* WRITTEN PROBLEM
Output the full listing below exactly, without the pictures.

Start DATA SHOWN

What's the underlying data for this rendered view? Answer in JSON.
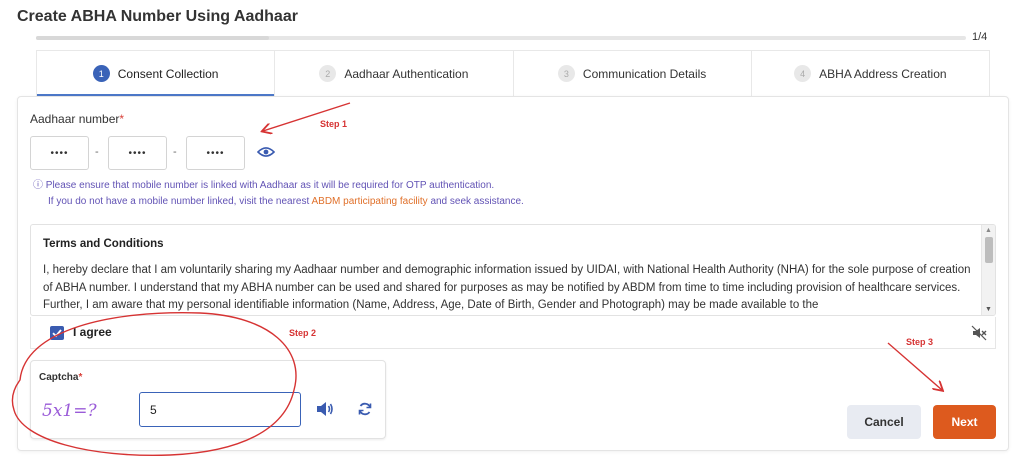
{
  "page": {
    "title": "Create ABHA Number Using Aadhaar"
  },
  "progress": {
    "label": "1/4",
    "fraction": 0.25
  },
  "steps": [
    {
      "number": "1",
      "label": "Consent Collection",
      "active": true
    },
    {
      "number": "2",
      "label": "Aadhaar Authentication",
      "active": false
    },
    {
      "number": "3",
      "label": "Communication Details",
      "active": false
    },
    {
      "number": "4",
      "label": "ABHA Address Creation",
      "active": false
    }
  ],
  "aadhaar": {
    "label": "Aadhaar number",
    "required_mark": "*",
    "segments": [
      "••••",
      "••••",
      "••••"
    ],
    "separator": "-",
    "toggle_icon": "eye-icon"
  },
  "info": {
    "icon": "ⓘ",
    "line1": "Please ensure that mobile number is linked with Aadhaar as it will be required for OTP authentication.",
    "line2_prefix": "If you do not have a mobile number linked, visit the nearest",
    "line2_link": "ABDM participating facility",
    "line2_suffix": "and seek assistance."
  },
  "terms": {
    "title": "Terms and Conditions",
    "text": "I, hereby declare that I am voluntarily sharing my Aadhaar number and demographic information issued by UIDAI, with National Health Authority (NHA) for the sole purpose of creation of ABHA number. I understand that my ABHA number can be used and shared for purposes as may be notified by ABDM from time to time including provision of healthcare services. Further, I am aware that my personal identifiable information (Name, Address, Age, Date of Birth, Gender and Photograph) may be made available to the"
  },
  "agree": {
    "label": "I agree",
    "checked": true,
    "mute_icon": "mute-icon"
  },
  "captcha": {
    "label": "Captcha",
    "required_mark": "*",
    "challenge": "5x1=?",
    "value": "5",
    "speaker_icon": "speaker-icon",
    "refresh_icon": "refresh-icon"
  },
  "buttons": {
    "cancel": "Cancel",
    "next": "Next"
  },
  "annotations": {
    "step1": "Step 1",
    "step2": "Step 2",
    "step3": "Step 3"
  },
  "colors": {
    "accent": "#3a63b8",
    "next": "#dd5a1e",
    "annotation": "#d63333",
    "info": "#6253b5",
    "link": "#e0702a"
  }
}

End DATA SHOWN

* REPLY TO THE EXERCISE
What's the underlying data for this rendered view? Answer in JSON.
{
  "page": {
    "title": "Create ABHA Number Using Aadhaar"
  },
  "progress": {
    "label": "1/4",
    "fraction": 0.25
  },
  "steps": [
    {
      "number": "1",
      "label": "Consent Collection",
      "active": true
    },
    {
      "number": "2",
      "label": "Aadhaar Authentication",
      "active": false
    },
    {
      "number": "3",
      "label": "Communication Details",
      "active": false
    },
    {
      "number": "4",
      "label": "ABHA Address Creation",
      "active": false
    }
  ],
  "aadhaar": {
    "label": "Aadhaar number",
    "required_mark": "*",
    "segments": [
      "••••",
      "••••",
      "••••"
    ],
    "separator": "-",
    "toggle_icon": "eye-icon"
  },
  "info": {
    "icon": "ⓘ",
    "line1": "Please ensure that mobile number is linked with Aadhaar as it will be required for OTP authentication.",
    "line2_prefix": "If you do not have a mobile number linked, visit the nearest",
    "line2_link": "ABDM participating facility",
    "line2_suffix": "and seek assistance."
  },
  "terms": {
    "title": "Terms and Conditions",
    "text": "I, hereby declare that I am voluntarily sharing my Aadhaar number and demographic information issued by UIDAI, with National Health Authority (NHA) for the sole purpose of creation of ABHA number. I understand that my ABHA number can be used and shared for purposes as may be notified by ABDM from time to time including provision of healthcare services. Further, I am aware that my personal identifiable information (Name, Address, Age, Date of Birth, Gender and Photograph) may be made available to the"
  },
  "agree": {
    "label": "I agree",
    "checked": true,
    "mute_icon": "mute-icon"
  },
  "captcha": {
    "label": "Captcha",
    "required_mark": "*",
    "challenge": "5x1=?",
    "value": "5",
    "speaker_icon": "speaker-icon",
    "refresh_icon": "refresh-icon"
  },
  "buttons": {
    "cancel": "Cancel",
    "next": "Next"
  },
  "annotations": {
    "step1": "Step 1",
    "step2": "Step 2",
    "step3": "Step 3"
  },
  "colors": {
    "accent": "#3a63b8",
    "next": "#dd5a1e",
    "annotation": "#d63333",
    "info": "#6253b5",
    "link": "#e0702a"
  }
}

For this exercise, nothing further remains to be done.